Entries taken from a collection
□ □ □

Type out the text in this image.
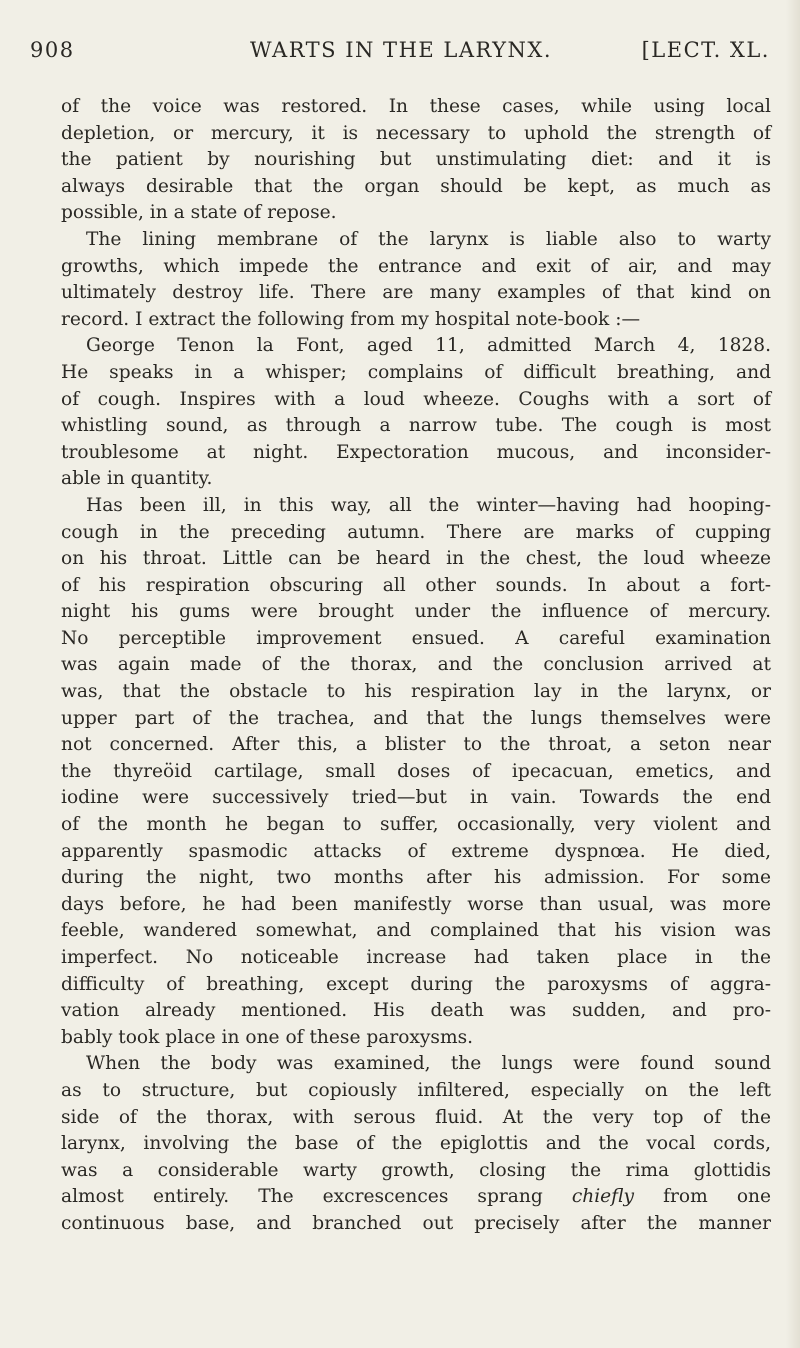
908	WARTS IN THE LARYNX.	[LECT. XL.
of the voice was restored. In these cases, while using local
depletion, or mercury, it is necessary to uphold the strength of
the patient by nourishing but unstimulating diet: and it is
always desirable that the organ should be kept, as much as
possible, in a state of repose.
The lining membrane of the larynx is liable also to warty
growths, which impede the entrance and exit of air, and may
ultimately destroy life. There are many examples of that kind on
record. I extract the following from my hospital note-book :—
George Tenon la Font, aged 11, admitted March 4, 1828.
He speaks in a whisper; complains of difficult breathing, and
of cough. Inspires with a loud wheeze. Coughs with a sort of
whistling sound, as through a narrow tube. The cough is most
troublesome at night. Expectoration mucous, and inconsider-
able in quantity.
Has been ill, in this way, all the winter—having had hooping-
cough in the preceding autumn. There are marks of cupping
on his throat. Little can be heard in the chest, the loud wheeze
of his respiration obscuring all other sounds. In about a fort-
night his gums were brought under the influence of mercury.
No perceptible improvement ensued. A careful examination
was again made of the thorax, and the conclusion arrived at
was, that the obstacle to his respiration lay in the larynx, or
upper part of the trachea, and that the lungs themselves were
not concerned. After this, a blister to the throat, a seton near
the thyreöid cartilage, small doses of ipecacuan, emetics, and
iodine were successively tried—but in vain. Towards the end
of the month he began to suffer, occasionally, very violent and
apparently spasmodic attacks of extreme dyspnœa. He died,
during the night, two months after his admission. For some
days before, he had been manifestly worse than usual, was more
feeble, wandered somewhat, and complained that his vision was
imperfect. No noticeable increase had taken place in the
difficulty of breathing, except during the paroxysms of aggra-
vation already mentioned. His death was sudden, and pro-
bably took place in one of these paroxysms.
When the body was examined, the lungs were found sound
as to structure, but copiously infiltered, especially on the left
side of the thorax, with serous fluid. At the very top of the
larynx, involving the base of the epiglottis and the vocal cords,
was a considerable warty growth, closing the rima glottidis
almost entirely. The excrescences sprang chiefly from one
continuous base, and branched out precisely after the manner
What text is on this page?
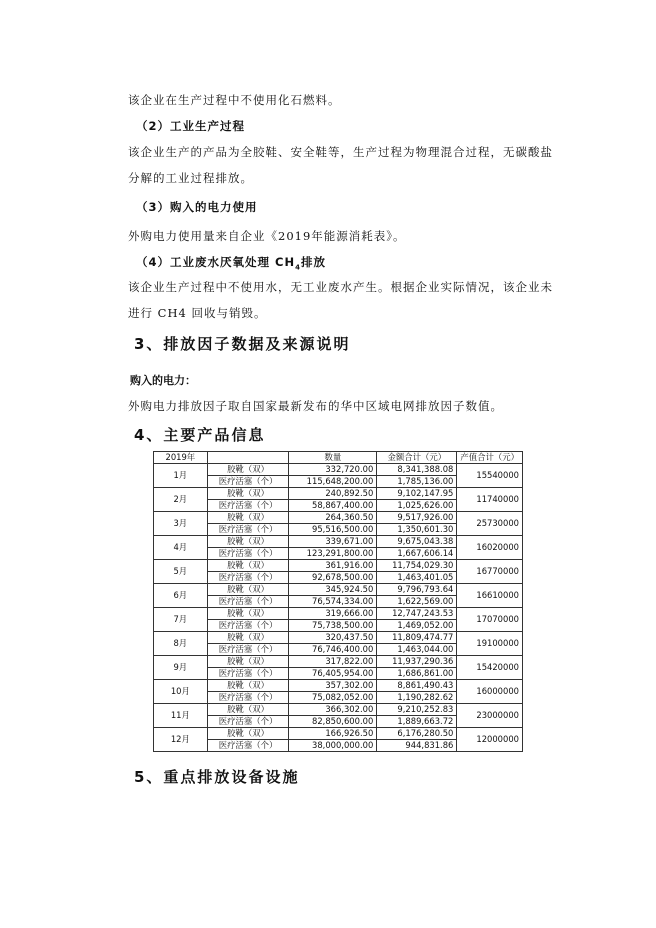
该企业在生产过程中不使用化石燃料。
（2）工业生产过程
该企业生产的产品为全胶鞋、安全鞋等，生产过程为物理混合过程，无碳酸盐分解的工业过程排放。
（3）购入的电力使用
外购电力使用量来自企业《2019年能源消耗表》。
（4）工业废水厌氧处理 $CH_4$排放
该企业生产过程中不使用水，无工业废水产生。根据企业实际情况，该企业未进行 CH4 回收与销毁。
3、排放因子数据及来源说明
购入的电力：
外购电力排放因子取自国家最新发布的华中区域电网排放因子数值。
4、主要产品信息
2019年		数量	金额合计（元）	产值合计（元）
1月	胶靴（双）	332,720.00	8,341,388.08	15540000
	医疗活塞（个）	115,648,200.00	1,785,136.00	
2月	胶靴（双）	240,892.50	9,102,147.95	11740000
	医疗活塞（个）	58,867,400.00	1,025,626.00	
3月	胶靴（双）	264,360.50	9,517,926.00	25730000
	医疗活塞（个）	95,516,500.00	1,350,601.30	
4月	胶靴（双）	339,671.00	9,675,043.38	16020000
	医疗活塞（个）	123,291,800.00	1,667,606.14	
5月	胶靴（双）	361,916.00	11,754,029.30	16770000
	医疗活塞（个）	92,678,500.00	1,463,401.05	
6月	胶靴（双）	345,924.50	9,796,793.64	16610000
	医疗活塞（个）	76,574,334.00	1,622,569.00	
7月	胶靴（双）	319,666.00	12,747,243.53	17070000
	医疗活塞（个）	75,738,500.00	1,469,052.00	
8月	胶靴（双）	320,437.50	11,809,474.77	19100000
	医疗活塞（个）	76,746,400.00	1,463,044.00	
9月	胶靴（双）	317,822.00	11,937,290.36	15420000
	医疗活塞（个）	76,405,954.00	1,686,861.00	
10月	胶靴（双）	357,302.00	8,861,490.43	16000000
	医疗活塞（个）	75,082,052.00	1,190,282.62	
11月	胶靴（双）	366,302.00	9,210,252.83	23000000
	医疗活塞（个）	82,850,600.00	1,889,663.72	
12月	胶靴（双）	166,926.50	6,176,280.50	12000000
	医疗活塞（个）	38,000,000.00	944,831.86	
5、重点排放设备设施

□ □ □

(Goal): Make an exact copy of every record, pictures excluded.

(Reply):
Type out the text in this image.
908	WARTS IN THE LARYNX.	[LECT. XL.
of the voice was restored. In these cases, while using local
depletion, or mercury, it is necessary to uphold the strength of
the patient by nourishing but unstimulating diet: and it is
always desirable that the organ should be kept, as much as
possible, in a state of repose.
The lining membrane of the larynx is liable also to warty
growths, which impede the entrance and exit of air, and may
ultimately destroy life. There are many examples of that kind on
record. I extract the following from my hospital note-book :—
George Tenon la Font, aged 11, admitted March 4, 1828.
He speaks in a whisper; complains of difficult breathing, and
of cough. Inspires with a loud wheeze. Coughs with a sort of
whistling sound, as through a narrow tube. The cough is most
troublesome at night. Expectoration mucous, and inconsider-
able in quantity.
Has been ill, in this way, all the winter—having had hooping-
cough in the preceding autumn. There are marks of cupping
on his throat. Little can be heard in the chest, the loud wheeze
of his respiration obscuring all other sounds. In about a fort-
night his gums were brought under the influence of mercury.
No perceptible improvement ensued. A careful examination
was again made of the thorax, and the conclusion arrived at
was, that the obstacle to his respiration lay in the larynx, or
upper part of the trachea, and that the lungs themselves were
not concerned. After this, a blister to the throat, a seton near
the thyreöid cartilage, small doses of ipecacuan, emetics, and
iodine were successively tried—but in vain. Towards the end
of the month he began to suffer, occasionally, very violent and
apparently spasmodic attacks of extreme dyspnœa. He died,
during the night, two months after his admission. For some
days before, he had been manifestly worse than usual, was more
feeble, wandered somewhat, and complained that his vision was
imperfect. No noticeable increase had taken place in the
difficulty of breathing, except during the paroxysms of aggra-
vation already mentioned. His death was sudden, and pro-
bably took place in one of these paroxysms.
When the body was examined, the lungs were found sound
as to structure, but copiously infiltered, especially on the left
side of the thorax, with serous fluid. At the very top of the
larynx, involving the base of the epiglottis and the vocal cords,
was a considerable warty growth, closing the rima glottidis
almost entirely. The excrescences sprang chiefly from one
continuous base, and branched out precisely after the manner
What text is on this page?
该企业在生产过程中不使用化石燃料。
（2）工业生产过程
该企业生产的产品为全胶鞋、安全鞋等，生产过程为物理混合过程，无碳酸盐分解的工业过程排放。
（3）购入的电力使用
外购电力使用量来自企业《2019年能源消耗表》。
（4）工业废水厌氧处理 $CH_4$排放
该企业生产过程中不使用水，无工业废水产生。根据企业实际情况，该企业未进行 CH4 回收与销毁。
3、排放因子数据及来源说明
购入的电力：
外购电力排放因子取自国家最新发布的华中区域电网排放因子数值。
4、主要产品信息
2019年		数量	金额合计（元）	产值合计（元）
1月	胶靴（双）	332,720.00	8,341,388.08	15540000
	医疗活塞（个）	115,648,200.00	1,785,136.00	
2月	胶靴（双）	240,892.50	9,102,147.95	11740000
	医疗活塞（个）	58,867,400.00	1,025,626.00	
3月	胶靴（双）	264,360.50	9,517,926.00	25730000
	医疗活塞（个）	95,516,500.00	1,350,601.30	
4月	胶靴（双）	339,671.00	9,675,043.38	16020000
	医疗活塞（个）	123,291,800.00	1,667,606.14	
5月	胶靴（双）	361,916.00	11,754,029.30	16770000
	医疗活塞（个）	92,678,500.00	1,463,401.05	
6月	胶靴（双）	345,924.50	9,796,793.64	16610000
	医疗活塞（个）	76,574,334.00	1,622,569.00	
7月	胶靴（双）	319,666.00	12,747,243.53	17070000
	医疗活塞（个）	75,738,500.00	1,469,052.00	
8月	胶靴（双）	320,437.50	11,809,474.77	19100000
	医疗活塞（个）	76,746,400.00	1,463,044.00	
9月	胶靴（双）	317,822.00	11,937,290.36	15420000
	医疗活塞（个）	76,405,954.00	1,686,861.00	
10月	胶靴（双）	357,302.00	8,861,490.43	16000000
	医疗活塞（个）	75,082,052.00	1,190,282.62	
11月	胶靴（双）	366,302.00	9,210,252.83	23000000
	医疗活塞（个）	82,850,600.00	1,889,663.72	
12月	胶靴（双）	166,926.50	6,176,280.50	12000000
	医疗活塞（个）	38,000,000.00	944,831.86	
5、重点排放设备设施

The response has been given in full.